— Start Records for the task —
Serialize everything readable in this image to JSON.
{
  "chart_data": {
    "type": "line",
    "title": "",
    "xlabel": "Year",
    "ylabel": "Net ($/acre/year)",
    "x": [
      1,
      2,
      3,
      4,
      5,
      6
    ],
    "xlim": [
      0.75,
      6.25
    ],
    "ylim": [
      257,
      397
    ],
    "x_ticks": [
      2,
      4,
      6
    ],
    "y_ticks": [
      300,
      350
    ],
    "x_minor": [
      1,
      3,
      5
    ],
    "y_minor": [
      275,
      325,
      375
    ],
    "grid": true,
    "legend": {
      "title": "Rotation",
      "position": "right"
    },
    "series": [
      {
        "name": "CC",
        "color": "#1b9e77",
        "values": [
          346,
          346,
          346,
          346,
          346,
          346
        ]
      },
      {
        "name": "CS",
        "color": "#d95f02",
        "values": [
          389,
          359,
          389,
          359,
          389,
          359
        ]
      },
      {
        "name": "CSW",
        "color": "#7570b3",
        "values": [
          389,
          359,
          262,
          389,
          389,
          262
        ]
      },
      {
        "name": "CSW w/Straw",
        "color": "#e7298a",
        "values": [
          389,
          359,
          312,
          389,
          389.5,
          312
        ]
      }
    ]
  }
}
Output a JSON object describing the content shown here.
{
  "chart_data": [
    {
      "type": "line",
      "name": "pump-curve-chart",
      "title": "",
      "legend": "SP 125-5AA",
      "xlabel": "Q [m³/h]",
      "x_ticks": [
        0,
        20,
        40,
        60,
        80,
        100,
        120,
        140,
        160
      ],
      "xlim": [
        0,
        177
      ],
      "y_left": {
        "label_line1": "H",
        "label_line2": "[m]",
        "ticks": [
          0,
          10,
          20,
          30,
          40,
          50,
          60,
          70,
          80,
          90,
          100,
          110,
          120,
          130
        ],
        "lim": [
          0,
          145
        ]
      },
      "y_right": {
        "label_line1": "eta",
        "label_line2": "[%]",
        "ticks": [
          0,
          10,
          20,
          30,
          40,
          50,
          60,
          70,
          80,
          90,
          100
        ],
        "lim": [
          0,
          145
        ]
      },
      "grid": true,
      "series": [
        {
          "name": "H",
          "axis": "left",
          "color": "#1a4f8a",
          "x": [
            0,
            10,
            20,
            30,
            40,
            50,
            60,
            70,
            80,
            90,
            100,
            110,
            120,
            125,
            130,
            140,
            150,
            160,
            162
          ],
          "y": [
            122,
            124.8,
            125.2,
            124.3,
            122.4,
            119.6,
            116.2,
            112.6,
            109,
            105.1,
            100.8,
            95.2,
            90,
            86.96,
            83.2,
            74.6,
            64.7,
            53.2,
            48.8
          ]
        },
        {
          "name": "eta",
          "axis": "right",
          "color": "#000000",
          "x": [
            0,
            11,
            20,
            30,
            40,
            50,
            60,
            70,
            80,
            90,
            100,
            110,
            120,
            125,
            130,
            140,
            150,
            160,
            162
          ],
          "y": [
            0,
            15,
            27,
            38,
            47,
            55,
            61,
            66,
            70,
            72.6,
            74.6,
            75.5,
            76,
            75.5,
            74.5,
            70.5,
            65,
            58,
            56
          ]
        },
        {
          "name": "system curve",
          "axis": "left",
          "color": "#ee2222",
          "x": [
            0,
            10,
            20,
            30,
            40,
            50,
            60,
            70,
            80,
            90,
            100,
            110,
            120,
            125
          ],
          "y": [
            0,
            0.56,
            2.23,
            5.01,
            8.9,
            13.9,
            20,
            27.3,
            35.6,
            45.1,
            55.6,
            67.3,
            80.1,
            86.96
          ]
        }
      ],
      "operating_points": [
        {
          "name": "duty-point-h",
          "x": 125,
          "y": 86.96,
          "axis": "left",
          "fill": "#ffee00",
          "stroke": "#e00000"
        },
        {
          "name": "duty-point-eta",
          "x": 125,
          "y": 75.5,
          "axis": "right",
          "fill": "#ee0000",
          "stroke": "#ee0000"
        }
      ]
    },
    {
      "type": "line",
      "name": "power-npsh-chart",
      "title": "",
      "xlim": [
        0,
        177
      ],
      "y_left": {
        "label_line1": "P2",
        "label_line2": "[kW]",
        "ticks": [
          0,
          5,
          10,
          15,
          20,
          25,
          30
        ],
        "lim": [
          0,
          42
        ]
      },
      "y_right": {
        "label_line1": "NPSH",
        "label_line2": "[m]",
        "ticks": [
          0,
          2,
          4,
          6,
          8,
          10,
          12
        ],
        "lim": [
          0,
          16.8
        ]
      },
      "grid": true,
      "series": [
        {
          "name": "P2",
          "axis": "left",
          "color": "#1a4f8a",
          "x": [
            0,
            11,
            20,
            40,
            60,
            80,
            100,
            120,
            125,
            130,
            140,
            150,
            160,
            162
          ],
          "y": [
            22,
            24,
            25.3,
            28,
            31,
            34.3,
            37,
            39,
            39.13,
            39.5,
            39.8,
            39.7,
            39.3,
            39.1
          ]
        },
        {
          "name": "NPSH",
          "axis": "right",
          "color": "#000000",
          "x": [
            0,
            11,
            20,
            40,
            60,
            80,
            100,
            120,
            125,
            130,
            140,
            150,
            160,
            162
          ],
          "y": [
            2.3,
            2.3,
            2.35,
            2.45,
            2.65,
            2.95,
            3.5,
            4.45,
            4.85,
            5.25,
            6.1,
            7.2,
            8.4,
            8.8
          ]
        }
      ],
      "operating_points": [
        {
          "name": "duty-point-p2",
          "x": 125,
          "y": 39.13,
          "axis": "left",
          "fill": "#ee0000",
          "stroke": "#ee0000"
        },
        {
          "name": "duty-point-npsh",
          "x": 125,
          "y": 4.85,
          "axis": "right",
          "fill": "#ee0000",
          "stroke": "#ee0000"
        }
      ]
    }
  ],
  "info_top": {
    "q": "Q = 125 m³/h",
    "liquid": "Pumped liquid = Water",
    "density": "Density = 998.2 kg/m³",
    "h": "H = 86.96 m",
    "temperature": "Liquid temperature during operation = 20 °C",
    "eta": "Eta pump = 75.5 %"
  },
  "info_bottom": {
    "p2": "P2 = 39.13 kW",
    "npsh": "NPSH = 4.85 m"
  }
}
— End Records for the task —
§ **Exercise instructions**
Which lines above hold the word "JSON"? Copy each of them.

§ **Output of the task**
Serialize everything readable in this image to JSON.
Output a JSON object describing the content shown here.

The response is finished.